Stored items from a collection
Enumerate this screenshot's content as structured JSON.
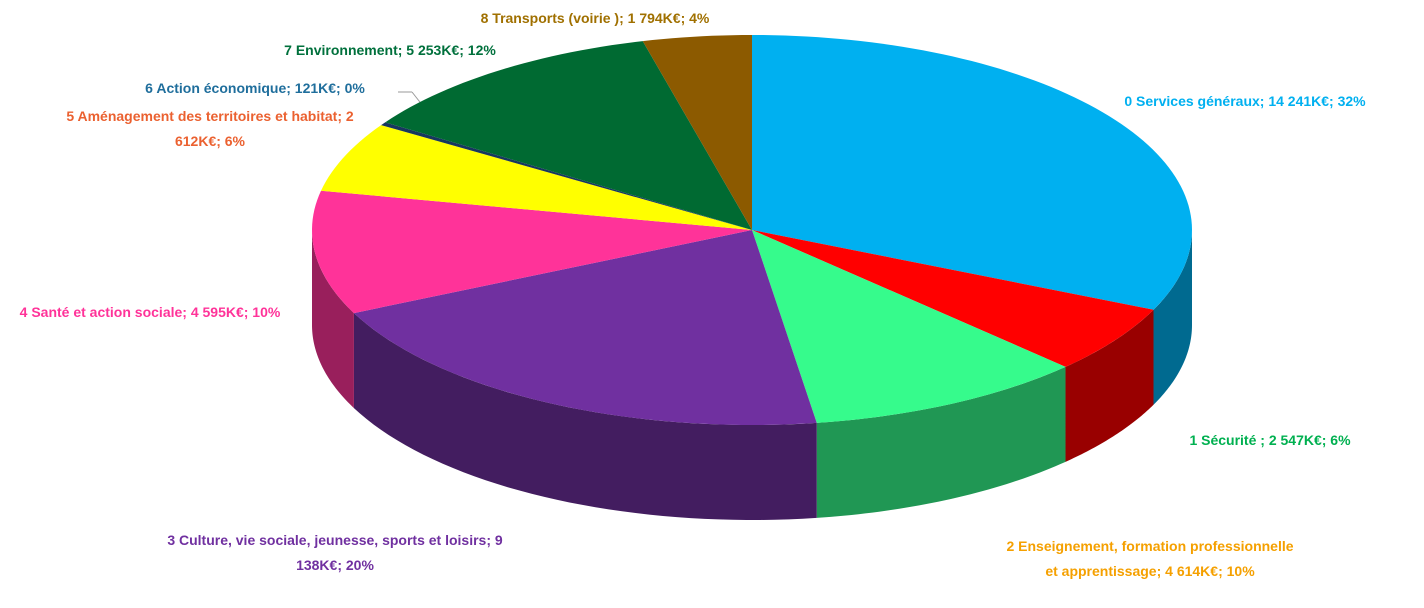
{
  "chart_data": {
    "type": "pie3d",
    "categories": [
      "0 Services généraux",
      "1 Sécurité",
      "2 Enseignement, formation professionnelle et apprentissage",
      "3 Culture, vie sociale, jeunesse, sports et loisirs",
      "4 Santé et action sociale",
      "5 Aménagement des territoires et habitat",
      "6 Action économique",
      "7 Environnement",
      "8 Transports (voirie )"
    ],
    "values": [
      14241,
      2547,
      4614,
      9138,
      4595,
      2612,
      121,
      5253,
      1794
    ],
    "labels": [
      "0 Services généraux; 14 241K€; 32%",
      "1 Sécurité ; 2 547K€; 6%",
      "2 Enseignement, formation professionnelle et apprentissage; 4 614K€; 10%",
      "3 Culture, vie sociale, jeunesse, sports et loisirs; 9 138K€; 20%",
      "4 Santé et action sociale; 4 595K€; 10%",
      "5 Aménagement des territoires et habitat; 2 612K€; 6%",
      "6 Action économique;  121K€; 0%",
      "7 Environnement; 5 253K€; 12%",
      "8 Transports  (voirie ); 1 794K€; 4%"
    ],
    "colors": [
      "#00b0f0",
      "#ff0000",
      "#36fb8c",
      "#7030a0",
      "#ff3399",
      "#ffff00",
      "#17375e",
      "#006a32",
      "#8c5a00"
    ],
    "label_colors": [
      "#00b0f0",
      "#00b050",
      "#f5a000",
      "#7030a0",
      "#ff3399",
      "#eb6130",
      "#1f6e9c",
      "#00703c",
      "#a07000"
    ]
  }
}
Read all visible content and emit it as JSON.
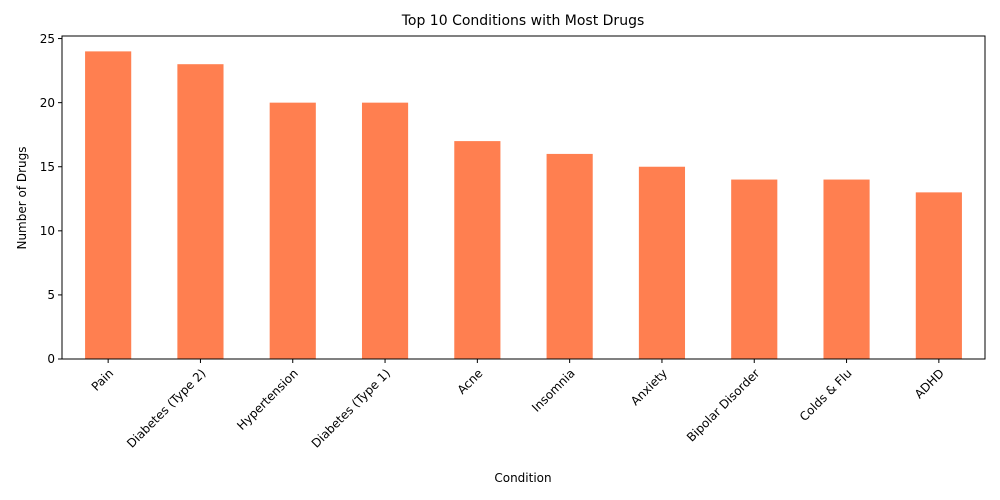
{
  "chart_data": {
    "type": "bar",
    "title": "Top 10 Conditions with Most Drugs",
    "xlabel": "Condition",
    "ylabel": "Number of Drugs",
    "categories": [
      "Pain",
      "Diabetes (Type 2)",
      "Hypertension",
      "Diabetes (Type 1)",
      "Acne",
      "Insomnia",
      "Anxiety",
      "Bipolar Disorder",
      "Colds & Flu",
      "ADHD"
    ],
    "values": [
      24,
      23,
      20,
      20,
      17,
      16,
      15,
      14,
      14,
      13
    ],
    "ylim": [
      0,
      25.2
    ],
    "yticks": [
      0,
      5,
      10,
      15,
      20,
      25
    ],
    "bar_color": "#ff7f50",
    "grid": false,
    "legend": "none"
  }
}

To do => Copy all lines from the material that hold "économique".

Answer to the exercise =>
      "6 Action économique",
      "6 Action économique;  121K€; 0%",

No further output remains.